Problem » Retype all of the data. Every line must match exactly.

#### Given information ####

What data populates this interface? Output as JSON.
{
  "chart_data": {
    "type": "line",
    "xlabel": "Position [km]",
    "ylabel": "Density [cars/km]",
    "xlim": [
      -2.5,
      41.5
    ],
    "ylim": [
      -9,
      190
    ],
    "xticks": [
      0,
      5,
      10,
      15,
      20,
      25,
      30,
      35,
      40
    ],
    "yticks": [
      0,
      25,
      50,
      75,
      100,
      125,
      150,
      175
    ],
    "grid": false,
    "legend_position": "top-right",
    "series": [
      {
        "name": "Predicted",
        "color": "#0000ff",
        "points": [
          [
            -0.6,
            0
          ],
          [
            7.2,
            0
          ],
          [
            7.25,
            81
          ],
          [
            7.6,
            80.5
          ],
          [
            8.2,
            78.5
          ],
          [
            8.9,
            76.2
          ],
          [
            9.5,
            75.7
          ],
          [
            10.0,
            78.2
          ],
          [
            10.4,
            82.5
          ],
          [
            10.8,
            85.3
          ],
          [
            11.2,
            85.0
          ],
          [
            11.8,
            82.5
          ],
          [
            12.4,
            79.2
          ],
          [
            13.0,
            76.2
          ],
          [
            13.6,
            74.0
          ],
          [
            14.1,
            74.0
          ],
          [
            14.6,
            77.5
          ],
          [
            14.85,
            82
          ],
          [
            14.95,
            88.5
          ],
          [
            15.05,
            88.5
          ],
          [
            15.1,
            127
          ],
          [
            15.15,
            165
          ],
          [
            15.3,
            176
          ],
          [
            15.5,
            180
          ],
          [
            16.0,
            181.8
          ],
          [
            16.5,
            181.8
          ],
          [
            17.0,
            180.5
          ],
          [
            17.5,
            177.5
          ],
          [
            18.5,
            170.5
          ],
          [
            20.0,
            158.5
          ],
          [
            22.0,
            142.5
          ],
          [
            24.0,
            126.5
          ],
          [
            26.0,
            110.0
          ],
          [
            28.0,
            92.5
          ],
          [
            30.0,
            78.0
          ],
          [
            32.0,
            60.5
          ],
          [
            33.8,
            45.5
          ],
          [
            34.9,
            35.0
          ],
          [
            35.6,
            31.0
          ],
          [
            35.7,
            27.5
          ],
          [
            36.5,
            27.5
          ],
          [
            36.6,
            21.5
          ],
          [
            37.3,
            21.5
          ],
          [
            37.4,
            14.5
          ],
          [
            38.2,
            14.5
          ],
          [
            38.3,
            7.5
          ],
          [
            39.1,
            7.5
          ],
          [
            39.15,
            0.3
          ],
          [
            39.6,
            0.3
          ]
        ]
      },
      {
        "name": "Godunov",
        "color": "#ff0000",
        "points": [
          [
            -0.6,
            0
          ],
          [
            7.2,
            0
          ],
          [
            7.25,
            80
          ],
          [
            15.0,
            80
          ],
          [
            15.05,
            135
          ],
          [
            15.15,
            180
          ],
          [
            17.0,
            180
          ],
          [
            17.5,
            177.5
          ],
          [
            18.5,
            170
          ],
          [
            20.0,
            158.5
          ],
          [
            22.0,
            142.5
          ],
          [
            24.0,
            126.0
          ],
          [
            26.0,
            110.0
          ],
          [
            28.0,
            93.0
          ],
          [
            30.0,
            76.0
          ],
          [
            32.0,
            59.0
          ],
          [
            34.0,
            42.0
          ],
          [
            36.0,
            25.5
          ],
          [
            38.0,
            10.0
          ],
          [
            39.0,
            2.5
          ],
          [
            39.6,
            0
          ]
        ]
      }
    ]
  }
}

####

Answer in full »
What data populates this interface? Output as JSON.
{
  "chart_data": {
    "type": "line",
    "xlabel": "Position [km]",
    "ylabel": "Density [cars/km]",
    "xlim": [
      -2.5,
      41.5
    ],
    "ylim": [
      -9,
      190
    ],
    "xticks": [
      0,
      5,
      10,
      15,
      20,
      25,
      30,
      35,
      40
    ],
    "yticks": [
      0,
      25,
      50,
      75,
      100,
      125,
      150,
      175
    ],
    "grid": false,
    "legend_position": "top-right",
    "series": [
      {
        "name": "Predicted",
        "color": "#0000ff",
        "points": [
          [
            -0.6,
            0
          ],
          [
            7.2,
            0
          ],
          [
            7.25,
            81
          ],
          [
            7.6,
            80.5
          ],
          [
            8.2,
            78.5
          ],
          [
            8.9,
            76.2
          ],
          [
            9.5,
            75.7
          ],
          [
            10.0,
            78.2
          ],
          [
            10.4,
            82.5
          ],
          [
            10.8,
            85.3
          ],
          [
            11.2,
            85.0
          ],
          [
            11.8,
            82.5
          ],
          [
            12.4,
            79.2
          ],
          [
            13.0,
            76.2
          ],
          [
            13.6,
            74.0
          ],
          [
            14.1,
            74.0
          ],
          [
            14.6,
            77.5
          ],
          [
            14.85,
            82
          ],
          [
            14.95,
            88.5
          ],
          [
            15.05,
            88.5
          ],
          [
            15.1,
            127
          ],
          [
            15.15,
            165
          ],
          [
            15.3,
            176
          ],
          [
            15.5,
            180
          ],
          [
            16.0,
            181.8
          ],
          [
            16.5,
            181.8
          ],
          [
            17.0,
            180.5
          ],
          [
            17.5,
            177.5
          ],
          [
            18.5,
            170.5
          ],
          [
            20.0,
            158.5
          ],
          [
            22.0,
            142.5
          ],
          [
            24.0,
            126.5
          ],
          [
            26.0,
            110.0
          ],
          [
            28.0,
            92.5
          ],
          [
            30.0,
            78.0
          ],
          [
            32.0,
            60.5
          ],
          [
            33.8,
            45.5
          ],
          [
            34.9,
            35.0
          ],
          [
            35.6,
            31.0
          ],
          [
            35.7,
            27.5
          ],
          [
            36.5,
            27.5
          ],
          [
            36.6,
            21.5
          ],
          [
            37.3,
            21.5
          ],
          [
            37.4,
            14.5
          ],
          [
            38.2,
            14.5
          ],
          [
            38.3,
            7.5
          ],
          [
            39.1,
            7.5
          ],
          [
            39.15,
            0.3
          ],
          [
            39.6,
            0.3
          ]
        ]
      },
      {
        "name": "Godunov",
        "color": "#ff0000",
        "points": [
          [
            -0.6,
            0
          ],
          [
            7.2,
            0
          ],
          [
            7.25,
            80
          ],
          [
            15.0,
            80
          ],
          [
            15.05,
            135
          ],
          [
            15.15,
            180
          ],
          [
            17.0,
            180
          ],
          [
            17.5,
            177.5
          ],
          [
            18.5,
            170
          ],
          [
            20.0,
            158.5
          ],
          [
            22.0,
            142.5
          ],
          [
            24.0,
            126.0
          ],
          [
            26.0,
            110.0
          ],
          [
            28.0,
            93.0
          ],
          [
            30.0,
            76.0
          ],
          [
            32.0,
            59.0
          ],
          [
            34.0,
            42.0
          ],
          [
            36.0,
            25.5
          ],
          [
            38.0,
            10.0
          ],
          [
            39.0,
            2.5
          ],
          [
            39.6,
            0
          ]
        ]
      }
    ]
  }
}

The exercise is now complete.